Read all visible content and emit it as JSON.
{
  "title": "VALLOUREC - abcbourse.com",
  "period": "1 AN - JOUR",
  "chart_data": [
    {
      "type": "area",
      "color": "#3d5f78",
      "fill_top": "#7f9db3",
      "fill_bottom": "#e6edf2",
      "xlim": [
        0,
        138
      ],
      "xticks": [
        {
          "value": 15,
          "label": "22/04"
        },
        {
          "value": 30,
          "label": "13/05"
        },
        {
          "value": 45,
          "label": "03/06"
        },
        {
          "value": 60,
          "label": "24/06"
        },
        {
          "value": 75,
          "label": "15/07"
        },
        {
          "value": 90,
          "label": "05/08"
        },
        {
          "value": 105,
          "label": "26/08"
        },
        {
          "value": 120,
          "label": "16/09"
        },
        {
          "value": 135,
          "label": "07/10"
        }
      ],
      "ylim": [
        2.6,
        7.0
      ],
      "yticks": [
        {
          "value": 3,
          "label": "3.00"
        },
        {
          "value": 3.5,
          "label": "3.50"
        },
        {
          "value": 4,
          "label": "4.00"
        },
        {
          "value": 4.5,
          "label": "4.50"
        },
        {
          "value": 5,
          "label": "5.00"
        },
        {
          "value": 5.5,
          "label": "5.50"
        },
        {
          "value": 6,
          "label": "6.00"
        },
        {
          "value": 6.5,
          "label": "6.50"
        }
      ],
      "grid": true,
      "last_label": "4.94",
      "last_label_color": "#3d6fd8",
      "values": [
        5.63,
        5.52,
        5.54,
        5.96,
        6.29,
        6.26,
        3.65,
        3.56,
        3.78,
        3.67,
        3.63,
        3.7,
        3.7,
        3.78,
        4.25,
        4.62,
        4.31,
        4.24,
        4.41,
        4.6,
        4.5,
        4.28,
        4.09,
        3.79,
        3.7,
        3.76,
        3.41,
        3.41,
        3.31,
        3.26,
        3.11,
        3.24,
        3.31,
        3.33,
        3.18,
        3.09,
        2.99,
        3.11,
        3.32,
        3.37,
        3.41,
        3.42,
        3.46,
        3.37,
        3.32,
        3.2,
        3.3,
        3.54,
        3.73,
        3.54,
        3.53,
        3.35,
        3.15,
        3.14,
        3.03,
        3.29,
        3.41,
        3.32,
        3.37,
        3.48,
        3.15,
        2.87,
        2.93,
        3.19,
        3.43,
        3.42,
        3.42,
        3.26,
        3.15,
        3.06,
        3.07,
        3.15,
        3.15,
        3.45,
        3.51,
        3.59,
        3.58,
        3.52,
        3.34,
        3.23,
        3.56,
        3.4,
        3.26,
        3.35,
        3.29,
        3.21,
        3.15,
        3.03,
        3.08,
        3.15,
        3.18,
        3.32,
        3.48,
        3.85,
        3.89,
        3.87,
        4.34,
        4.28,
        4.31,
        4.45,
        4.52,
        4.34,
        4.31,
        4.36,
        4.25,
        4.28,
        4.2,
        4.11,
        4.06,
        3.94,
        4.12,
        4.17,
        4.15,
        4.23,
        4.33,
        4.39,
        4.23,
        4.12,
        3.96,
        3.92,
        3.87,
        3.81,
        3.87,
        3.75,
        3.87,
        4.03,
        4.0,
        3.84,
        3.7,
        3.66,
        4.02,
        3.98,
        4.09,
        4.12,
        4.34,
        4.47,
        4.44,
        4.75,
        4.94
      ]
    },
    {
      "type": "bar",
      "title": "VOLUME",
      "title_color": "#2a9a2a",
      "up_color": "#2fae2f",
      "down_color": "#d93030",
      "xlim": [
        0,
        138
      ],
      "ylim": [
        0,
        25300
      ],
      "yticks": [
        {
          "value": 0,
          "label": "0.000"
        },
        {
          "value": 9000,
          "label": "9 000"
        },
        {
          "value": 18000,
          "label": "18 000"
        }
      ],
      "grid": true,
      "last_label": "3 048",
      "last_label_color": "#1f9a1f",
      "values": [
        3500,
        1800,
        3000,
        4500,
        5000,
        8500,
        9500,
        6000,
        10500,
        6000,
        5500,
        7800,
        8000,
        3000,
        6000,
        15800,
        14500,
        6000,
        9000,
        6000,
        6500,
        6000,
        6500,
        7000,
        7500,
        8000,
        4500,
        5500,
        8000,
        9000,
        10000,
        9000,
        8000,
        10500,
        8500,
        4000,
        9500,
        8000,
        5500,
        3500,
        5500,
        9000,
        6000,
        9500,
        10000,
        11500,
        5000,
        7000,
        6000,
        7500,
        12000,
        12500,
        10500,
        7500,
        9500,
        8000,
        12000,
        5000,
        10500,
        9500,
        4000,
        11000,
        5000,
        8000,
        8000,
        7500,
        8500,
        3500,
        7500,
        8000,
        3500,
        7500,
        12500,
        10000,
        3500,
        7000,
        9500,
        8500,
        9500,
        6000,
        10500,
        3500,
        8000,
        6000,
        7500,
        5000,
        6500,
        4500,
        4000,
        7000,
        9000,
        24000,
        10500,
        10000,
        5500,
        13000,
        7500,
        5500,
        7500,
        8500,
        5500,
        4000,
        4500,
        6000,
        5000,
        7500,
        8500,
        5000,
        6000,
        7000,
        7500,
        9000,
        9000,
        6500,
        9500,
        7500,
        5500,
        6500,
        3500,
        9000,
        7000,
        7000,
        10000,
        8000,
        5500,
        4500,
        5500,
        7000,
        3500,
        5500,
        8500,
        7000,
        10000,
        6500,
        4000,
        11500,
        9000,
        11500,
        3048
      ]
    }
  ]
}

━━━━━━━━━━

_Problem statement_. Using the listing above, reproduce each line without omission.

_Solution to this problem_.
Read all visible content and emit it as JSON.
{
  "title": "VALLOUREC - abcbourse.com",
  "period": "1 AN - JOUR",
  "chart_data": [
    {
      "type": "area",
      "color": "#3d5f78",
      "fill_top": "#7f9db3",
      "fill_bottom": "#e6edf2",
      "xlim": [
        0,
        138
      ],
      "xticks": [
        {
          "value": 15,
          "label": "22/04"
        },
        {
          "value": 30,
          "label": "13/05"
        },
        {
          "value": 45,
          "label": "03/06"
        },
        {
          "value": 60,
          "label": "24/06"
        },
        {
          "value": 75,
          "label": "15/07"
        },
        {
          "value": 90,
          "label": "05/08"
        },
        {
          "value": 105,
          "label": "26/08"
        },
        {
          "value": 120,
          "label": "16/09"
        },
        {
          "value": 135,
          "label": "07/10"
        }
      ],
      "ylim": [
        2.6,
        7.0
      ],
      "yticks": [
        {
          "value": 3,
          "label": "3.00"
        },
        {
          "value": 3.5,
          "label": "3.50"
        },
        {
          "value": 4,
          "label": "4.00"
        },
        {
          "value": 4.5,
          "label": "4.50"
        },
        {
          "value": 5,
          "label": "5.00"
        },
        {
          "value": 5.5,
          "label": "5.50"
        },
        {
          "value": 6,
          "label": "6.00"
        },
        {
          "value": 6.5,
          "label": "6.50"
        }
      ],
      "grid": true,
      "last_label": "4.94",
      "last_label_color": "#3d6fd8",
      "values": [
        5.63,
        5.52,
        5.54,
        5.96,
        6.29,
        6.26,
        3.65,
        3.56,
        3.78,
        3.67,
        3.63,
        3.7,
        3.7,
        3.78,
        4.25,
        4.62,
        4.31,
        4.24,
        4.41,
        4.6,
        4.5,
        4.28,
        4.09,
        3.79,
        3.7,
        3.76,
        3.41,
        3.41,
        3.31,
        3.26,
        3.11,
        3.24,
        3.31,
        3.33,
        3.18,
        3.09,
        2.99,
        3.11,
        3.32,
        3.37,
        3.41,
        3.42,
        3.46,
        3.37,
        3.32,
        3.2,
        3.3,
        3.54,
        3.73,
        3.54,
        3.53,
        3.35,
        3.15,
        3.14,
        3.03,
        3.29,
        3.41,
        3.32,
        3.37,
        3.48,
        3.15,
        2.87,
        2.93,
        3.19,
        3.43,
        3.42,
        3.42,
        3.26,
        3.15,
        3.06,
        3.07,
        3.15,
        3.15,
        3.45,
        3.51,
        3.59,
        3.58,
        3.52,
        3.34,
        3.23,
        3.56,
        3.4,
        3.26,
        3.35,
        3.29,
        3.21,
        3.15,
        3.03,
        3.08,
        3.15,
        3.18,
        3.32,
        3.48,
        3.85,
        3.89,
        3.87,
        4.34,
        4.28,
        4.31,
        4.45,
        4.52,
        4.34,
        4.31,
        4.36,
        4.25,
        4.28,
        4.2,
        4.11,
        4.06,
        3.94,
        4.12,
        4.17,
        4.15,
        4.23,
        4.33,
        4.39,
        4.23,
        4.12,
        3.96,
        3.92,
        3.87,
        3.81,
        3.87,
        3.75,
        3.87,
        4.03,
        4.0,
        3.84,
        3.7,
        3.66,
        4.02,
        3.98,
        4.09,
        4.12,
        4.34,
        4.47,
        4.44,
        4.75,
        4.94
      ]
    },
    {
      "type": "bar",
      "title": "VOLUME",
      "title_color": "#2a9a2a",
      "up_color": "#2fae2f",
      "down_color": "#d93030",
      "xlim": [
        0,
        138
      ],
      "ylim": [
        0,
        25300
      ],
      "yticks": [
        {
          "value": 0,
          "label": "0.000"
        },
        {
          "value": 9000,
          "label": "9 000"
        },
        {
          "value": 18000,
          "label": "18 000"
        }
      ],
      "grid": true,
      "last_label": "3 048",
      "last_label_color": "#1f9a1f",
      "values": [
        3500,
        1800,
        3000,
        4500,
        5000,
        8500,
        9500,
        6000,
        10500,
        6000,
        5500,
        7800,
        8000,
        3000,
        6000,
        15800,
        14500,
        6000,
        9000,
        6000,
        6500,
        6000,
        6500,
        7000,
        7500,
        8000,
        4500,
        5500,
        8000,
        9000,
        10000,
        9000,
        8000,
        10500,
        8500,
        4000,
        9500,
        8000,
        5500,
        3500,
        5500,
        9000,
        6000,
        9500,
        10000,
        11500,
        5000,
        7000,
        6000,
        7500,
        12000,
        12500,
        10500,
        7500,
        9500,
        8000,
        12000,
        5000,
        10500,
        9500,
        4000,
        11000,
        5000,
        8000,
        8000,
        7500,
        8500,
        3500,
        7500,
        8000,
        3500,
        7500,
        12500,
        10000,
        3500,
        7000,
        9500,
        8500,
        9500,
        6000,
        10500,
        3500,
        8000,
        6000,
        7500,
        5000,
        6500,
        4500,
        4000,
        7000,
        9000,
        24000,
        10500,
        10000,
        5500,
        13000,
        7500,
        5500,
        7500,
        8500,
        5500,
        4000,
        4500,
        6000,
        5000,
        7500,
        8500,
        5000,
        6000,
        7000,
        7500,
        9000,
        9000,
        6500,
        9500,
        7500,
        5500,
        6500,
        3500,
        9000,
        7000,
        7000,
        10000,
        8000,
        5500,
        4500,
        5500,
        7000,
        3500,
        5500,
        8500,
        7000,
        10000,
        6500,
        4000,
        11500,
        9000,
        11500,
        3048
      ]
    }
  ]
}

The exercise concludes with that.